Aim of the exercise:
Every line that contains the word "Республики" should be copied out.

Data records
........
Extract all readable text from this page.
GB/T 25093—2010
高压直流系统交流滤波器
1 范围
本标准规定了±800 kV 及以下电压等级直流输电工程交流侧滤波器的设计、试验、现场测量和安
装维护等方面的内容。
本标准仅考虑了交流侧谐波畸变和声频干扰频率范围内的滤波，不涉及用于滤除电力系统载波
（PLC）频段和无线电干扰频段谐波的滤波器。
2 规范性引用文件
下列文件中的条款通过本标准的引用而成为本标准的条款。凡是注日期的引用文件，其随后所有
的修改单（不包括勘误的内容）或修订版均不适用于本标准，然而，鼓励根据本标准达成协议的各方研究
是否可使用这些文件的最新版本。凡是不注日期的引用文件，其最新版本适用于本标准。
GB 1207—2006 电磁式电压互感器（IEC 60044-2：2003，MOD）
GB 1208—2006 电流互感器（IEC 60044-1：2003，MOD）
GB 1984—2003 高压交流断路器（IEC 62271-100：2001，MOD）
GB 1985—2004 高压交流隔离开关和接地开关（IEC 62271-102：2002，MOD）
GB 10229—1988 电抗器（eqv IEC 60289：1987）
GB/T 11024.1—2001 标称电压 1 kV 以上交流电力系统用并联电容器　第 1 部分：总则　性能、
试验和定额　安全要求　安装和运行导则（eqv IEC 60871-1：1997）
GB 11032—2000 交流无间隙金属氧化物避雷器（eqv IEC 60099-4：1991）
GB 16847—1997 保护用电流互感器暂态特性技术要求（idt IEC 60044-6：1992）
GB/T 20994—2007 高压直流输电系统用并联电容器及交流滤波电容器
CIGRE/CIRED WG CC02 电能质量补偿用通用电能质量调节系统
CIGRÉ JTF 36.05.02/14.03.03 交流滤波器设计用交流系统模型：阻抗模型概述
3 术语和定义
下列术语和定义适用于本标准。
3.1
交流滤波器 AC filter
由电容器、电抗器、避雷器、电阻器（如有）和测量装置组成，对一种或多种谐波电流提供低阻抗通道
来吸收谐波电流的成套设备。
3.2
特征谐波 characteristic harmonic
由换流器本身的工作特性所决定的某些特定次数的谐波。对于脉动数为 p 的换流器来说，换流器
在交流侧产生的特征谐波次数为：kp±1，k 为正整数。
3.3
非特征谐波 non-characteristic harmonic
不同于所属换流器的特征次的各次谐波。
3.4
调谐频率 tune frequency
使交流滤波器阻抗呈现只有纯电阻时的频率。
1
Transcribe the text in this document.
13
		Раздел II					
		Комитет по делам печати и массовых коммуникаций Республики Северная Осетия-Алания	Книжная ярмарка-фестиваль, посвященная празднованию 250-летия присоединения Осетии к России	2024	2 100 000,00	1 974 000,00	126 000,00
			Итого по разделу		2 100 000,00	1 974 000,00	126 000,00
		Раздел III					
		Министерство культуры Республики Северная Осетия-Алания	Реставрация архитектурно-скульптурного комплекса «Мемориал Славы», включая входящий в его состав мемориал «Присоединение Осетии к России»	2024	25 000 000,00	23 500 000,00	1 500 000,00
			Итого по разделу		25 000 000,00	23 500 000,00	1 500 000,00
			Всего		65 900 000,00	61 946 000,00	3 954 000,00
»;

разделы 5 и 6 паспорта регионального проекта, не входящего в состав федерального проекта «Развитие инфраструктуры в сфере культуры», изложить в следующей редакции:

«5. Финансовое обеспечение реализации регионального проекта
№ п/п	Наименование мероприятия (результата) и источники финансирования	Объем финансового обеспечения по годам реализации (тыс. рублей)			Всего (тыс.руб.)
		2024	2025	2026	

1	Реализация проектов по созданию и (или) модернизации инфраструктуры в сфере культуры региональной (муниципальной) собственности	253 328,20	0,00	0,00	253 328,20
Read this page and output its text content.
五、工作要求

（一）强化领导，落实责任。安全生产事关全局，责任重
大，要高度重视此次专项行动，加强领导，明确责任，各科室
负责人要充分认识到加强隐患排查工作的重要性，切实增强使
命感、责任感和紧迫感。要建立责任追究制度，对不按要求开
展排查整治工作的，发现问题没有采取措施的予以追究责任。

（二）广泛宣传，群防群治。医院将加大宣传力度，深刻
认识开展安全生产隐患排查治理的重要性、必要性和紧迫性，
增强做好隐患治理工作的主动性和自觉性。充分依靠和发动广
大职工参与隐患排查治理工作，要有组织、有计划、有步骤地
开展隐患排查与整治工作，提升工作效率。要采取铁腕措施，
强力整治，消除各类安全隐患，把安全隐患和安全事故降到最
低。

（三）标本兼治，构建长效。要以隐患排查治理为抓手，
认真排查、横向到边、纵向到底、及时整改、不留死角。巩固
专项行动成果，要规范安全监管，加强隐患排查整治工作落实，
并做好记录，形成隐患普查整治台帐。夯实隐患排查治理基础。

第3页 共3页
........
Output for this task:
		Комитет по делам печати и массовых коммуникаций Республики Северная Осетия-Алания	Книжная ярмарка-фестиваль, посвященная празднованию 250-летия присоединения Осетии к России	2024	2 100 000,00	1 974 000,00	126 000,00
		Министерство культуры Республики Северная Осетия-Алания	Реставрация архитектурно-скульптурного комплекса «Мемориал Славы», включая входящий в его состав мемориал «Присоединение Осетии к России»	2024	25 000 000,00	23 500 000,00	1 500 000,00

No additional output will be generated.